* _TASK TO COMPLETE_
Find all lines in the records that include the word "initiated", and copy them out.

Items listed in a dataset:
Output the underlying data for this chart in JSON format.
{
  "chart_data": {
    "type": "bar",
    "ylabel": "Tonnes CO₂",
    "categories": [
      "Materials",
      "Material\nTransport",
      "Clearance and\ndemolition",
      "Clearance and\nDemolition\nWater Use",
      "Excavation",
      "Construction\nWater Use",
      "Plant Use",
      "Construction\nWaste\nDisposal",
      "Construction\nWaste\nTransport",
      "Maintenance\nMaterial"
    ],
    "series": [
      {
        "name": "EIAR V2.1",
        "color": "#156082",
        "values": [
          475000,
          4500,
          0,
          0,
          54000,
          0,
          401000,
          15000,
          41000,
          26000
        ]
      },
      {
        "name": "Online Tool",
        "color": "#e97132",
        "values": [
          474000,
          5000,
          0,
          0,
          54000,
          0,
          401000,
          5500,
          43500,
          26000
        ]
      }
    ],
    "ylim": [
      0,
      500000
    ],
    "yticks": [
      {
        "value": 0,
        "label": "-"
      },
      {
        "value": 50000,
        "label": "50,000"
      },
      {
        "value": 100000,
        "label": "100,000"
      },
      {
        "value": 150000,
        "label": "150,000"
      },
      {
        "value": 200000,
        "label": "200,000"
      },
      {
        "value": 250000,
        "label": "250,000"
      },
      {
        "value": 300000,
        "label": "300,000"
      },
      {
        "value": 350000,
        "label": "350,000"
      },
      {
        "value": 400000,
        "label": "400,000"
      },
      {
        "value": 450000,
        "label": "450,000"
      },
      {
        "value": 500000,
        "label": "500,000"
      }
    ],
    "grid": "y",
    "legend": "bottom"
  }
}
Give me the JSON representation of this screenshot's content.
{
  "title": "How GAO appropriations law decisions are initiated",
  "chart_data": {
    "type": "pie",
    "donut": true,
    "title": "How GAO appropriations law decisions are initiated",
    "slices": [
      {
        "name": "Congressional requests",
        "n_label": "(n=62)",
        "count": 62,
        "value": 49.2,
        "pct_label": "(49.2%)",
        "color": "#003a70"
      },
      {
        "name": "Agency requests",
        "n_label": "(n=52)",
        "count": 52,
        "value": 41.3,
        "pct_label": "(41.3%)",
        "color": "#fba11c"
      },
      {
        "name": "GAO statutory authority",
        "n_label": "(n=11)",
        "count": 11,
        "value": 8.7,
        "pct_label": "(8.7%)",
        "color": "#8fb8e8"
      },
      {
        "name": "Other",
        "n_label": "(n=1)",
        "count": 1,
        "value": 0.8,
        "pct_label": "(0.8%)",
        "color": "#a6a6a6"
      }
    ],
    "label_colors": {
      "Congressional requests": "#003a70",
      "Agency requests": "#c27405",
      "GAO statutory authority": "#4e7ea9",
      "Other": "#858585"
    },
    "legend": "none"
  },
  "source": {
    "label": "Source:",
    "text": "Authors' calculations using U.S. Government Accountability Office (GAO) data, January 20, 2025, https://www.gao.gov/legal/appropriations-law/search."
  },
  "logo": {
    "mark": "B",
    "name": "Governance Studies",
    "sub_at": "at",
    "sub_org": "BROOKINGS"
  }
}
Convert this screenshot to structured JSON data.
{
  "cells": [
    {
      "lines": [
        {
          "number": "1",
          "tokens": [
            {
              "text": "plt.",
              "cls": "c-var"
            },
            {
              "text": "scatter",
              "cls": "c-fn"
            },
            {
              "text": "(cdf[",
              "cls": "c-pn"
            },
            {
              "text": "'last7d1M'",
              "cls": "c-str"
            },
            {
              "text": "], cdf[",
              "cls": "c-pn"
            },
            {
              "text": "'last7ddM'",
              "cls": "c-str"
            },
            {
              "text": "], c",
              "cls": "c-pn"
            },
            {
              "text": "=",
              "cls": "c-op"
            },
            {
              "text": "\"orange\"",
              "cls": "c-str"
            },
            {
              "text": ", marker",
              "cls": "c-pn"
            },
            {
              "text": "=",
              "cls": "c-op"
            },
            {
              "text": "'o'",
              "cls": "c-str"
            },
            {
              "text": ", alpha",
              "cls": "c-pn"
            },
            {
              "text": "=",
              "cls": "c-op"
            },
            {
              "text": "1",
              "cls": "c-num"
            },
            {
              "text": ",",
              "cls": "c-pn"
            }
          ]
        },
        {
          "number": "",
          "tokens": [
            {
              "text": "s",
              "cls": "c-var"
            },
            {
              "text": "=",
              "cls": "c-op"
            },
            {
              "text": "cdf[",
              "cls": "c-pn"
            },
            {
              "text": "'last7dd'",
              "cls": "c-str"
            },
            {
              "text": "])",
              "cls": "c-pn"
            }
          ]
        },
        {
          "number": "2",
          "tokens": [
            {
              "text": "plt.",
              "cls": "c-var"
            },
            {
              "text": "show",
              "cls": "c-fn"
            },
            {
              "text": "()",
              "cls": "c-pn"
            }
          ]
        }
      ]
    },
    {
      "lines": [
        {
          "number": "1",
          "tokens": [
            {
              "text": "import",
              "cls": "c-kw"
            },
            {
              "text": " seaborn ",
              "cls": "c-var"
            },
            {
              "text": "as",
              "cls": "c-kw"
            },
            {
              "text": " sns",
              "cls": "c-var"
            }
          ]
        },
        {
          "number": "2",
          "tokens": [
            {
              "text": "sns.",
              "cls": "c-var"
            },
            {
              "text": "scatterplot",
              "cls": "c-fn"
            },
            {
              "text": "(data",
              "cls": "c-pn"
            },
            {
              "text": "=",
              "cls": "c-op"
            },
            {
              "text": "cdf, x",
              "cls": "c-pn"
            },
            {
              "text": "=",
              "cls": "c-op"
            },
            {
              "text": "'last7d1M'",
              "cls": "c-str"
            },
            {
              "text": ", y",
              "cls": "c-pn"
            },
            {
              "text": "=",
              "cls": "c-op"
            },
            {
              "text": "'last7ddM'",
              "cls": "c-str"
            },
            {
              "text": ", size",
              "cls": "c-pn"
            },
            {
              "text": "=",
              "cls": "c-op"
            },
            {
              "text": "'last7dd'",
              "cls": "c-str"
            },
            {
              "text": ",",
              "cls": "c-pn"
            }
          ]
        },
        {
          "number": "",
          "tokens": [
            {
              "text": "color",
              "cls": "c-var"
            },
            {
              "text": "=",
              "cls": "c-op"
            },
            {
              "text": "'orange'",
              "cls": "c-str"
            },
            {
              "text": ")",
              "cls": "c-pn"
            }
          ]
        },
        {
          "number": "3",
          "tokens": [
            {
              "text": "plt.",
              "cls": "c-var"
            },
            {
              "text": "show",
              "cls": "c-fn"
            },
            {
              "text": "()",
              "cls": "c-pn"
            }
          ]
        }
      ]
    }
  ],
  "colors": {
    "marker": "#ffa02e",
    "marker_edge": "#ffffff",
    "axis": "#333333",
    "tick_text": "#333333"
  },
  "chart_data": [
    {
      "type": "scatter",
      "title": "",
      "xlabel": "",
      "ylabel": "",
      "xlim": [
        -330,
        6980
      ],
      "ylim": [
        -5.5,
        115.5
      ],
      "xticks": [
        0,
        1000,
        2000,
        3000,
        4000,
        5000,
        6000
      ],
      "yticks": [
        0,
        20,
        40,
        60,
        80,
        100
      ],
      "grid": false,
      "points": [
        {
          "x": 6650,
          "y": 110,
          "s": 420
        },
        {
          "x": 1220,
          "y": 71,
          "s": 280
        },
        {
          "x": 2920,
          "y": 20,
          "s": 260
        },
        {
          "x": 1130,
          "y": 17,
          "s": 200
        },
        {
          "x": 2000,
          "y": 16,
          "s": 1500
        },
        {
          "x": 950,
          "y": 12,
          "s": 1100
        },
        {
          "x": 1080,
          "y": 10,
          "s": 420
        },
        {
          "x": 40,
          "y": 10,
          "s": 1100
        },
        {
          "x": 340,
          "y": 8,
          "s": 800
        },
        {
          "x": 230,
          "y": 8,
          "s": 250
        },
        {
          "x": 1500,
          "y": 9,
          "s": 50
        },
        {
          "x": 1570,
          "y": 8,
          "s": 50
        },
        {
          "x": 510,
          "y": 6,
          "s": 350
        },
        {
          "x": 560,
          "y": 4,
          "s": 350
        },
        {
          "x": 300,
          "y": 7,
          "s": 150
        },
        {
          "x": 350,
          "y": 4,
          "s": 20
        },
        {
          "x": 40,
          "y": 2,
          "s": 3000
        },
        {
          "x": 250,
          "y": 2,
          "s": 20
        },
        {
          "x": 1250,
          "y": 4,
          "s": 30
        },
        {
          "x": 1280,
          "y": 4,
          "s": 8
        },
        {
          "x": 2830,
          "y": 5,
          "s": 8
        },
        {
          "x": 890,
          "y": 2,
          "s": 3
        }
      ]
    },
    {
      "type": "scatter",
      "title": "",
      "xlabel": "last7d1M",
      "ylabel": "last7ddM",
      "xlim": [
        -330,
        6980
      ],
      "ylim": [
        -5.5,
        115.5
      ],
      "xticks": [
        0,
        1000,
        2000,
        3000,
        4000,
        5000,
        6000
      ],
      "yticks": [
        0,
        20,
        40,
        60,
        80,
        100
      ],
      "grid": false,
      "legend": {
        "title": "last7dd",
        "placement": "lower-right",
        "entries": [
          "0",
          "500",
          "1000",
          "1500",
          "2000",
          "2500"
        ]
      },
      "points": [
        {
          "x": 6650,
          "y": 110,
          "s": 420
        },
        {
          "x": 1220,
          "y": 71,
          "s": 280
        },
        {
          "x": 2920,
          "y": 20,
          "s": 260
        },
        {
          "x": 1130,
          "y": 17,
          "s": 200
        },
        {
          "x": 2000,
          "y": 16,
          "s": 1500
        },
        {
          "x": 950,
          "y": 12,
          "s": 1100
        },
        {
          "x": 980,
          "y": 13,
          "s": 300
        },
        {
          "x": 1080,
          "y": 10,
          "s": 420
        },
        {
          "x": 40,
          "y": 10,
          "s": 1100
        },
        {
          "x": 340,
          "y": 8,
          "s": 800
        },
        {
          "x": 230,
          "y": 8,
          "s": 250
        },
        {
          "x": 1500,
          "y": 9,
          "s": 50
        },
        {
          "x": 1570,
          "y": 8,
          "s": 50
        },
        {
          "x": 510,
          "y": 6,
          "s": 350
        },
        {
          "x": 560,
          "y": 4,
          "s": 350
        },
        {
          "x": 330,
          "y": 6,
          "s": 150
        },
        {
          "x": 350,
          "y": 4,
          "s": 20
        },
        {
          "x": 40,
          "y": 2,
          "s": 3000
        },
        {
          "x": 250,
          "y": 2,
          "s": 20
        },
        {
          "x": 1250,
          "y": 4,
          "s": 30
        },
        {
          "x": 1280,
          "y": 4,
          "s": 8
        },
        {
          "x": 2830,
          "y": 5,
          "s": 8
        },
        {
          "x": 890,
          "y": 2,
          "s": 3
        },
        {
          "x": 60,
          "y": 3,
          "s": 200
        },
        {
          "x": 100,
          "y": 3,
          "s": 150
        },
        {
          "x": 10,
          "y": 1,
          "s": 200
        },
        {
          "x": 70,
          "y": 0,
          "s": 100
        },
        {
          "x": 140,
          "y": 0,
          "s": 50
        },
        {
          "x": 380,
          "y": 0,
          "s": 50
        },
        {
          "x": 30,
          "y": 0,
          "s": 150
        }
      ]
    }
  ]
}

* _CORRECT RESPONSE_
  "title": "How GAO appropriations law decisions are initiated",
    "title": "How GAO appropriations law decisions are initiated",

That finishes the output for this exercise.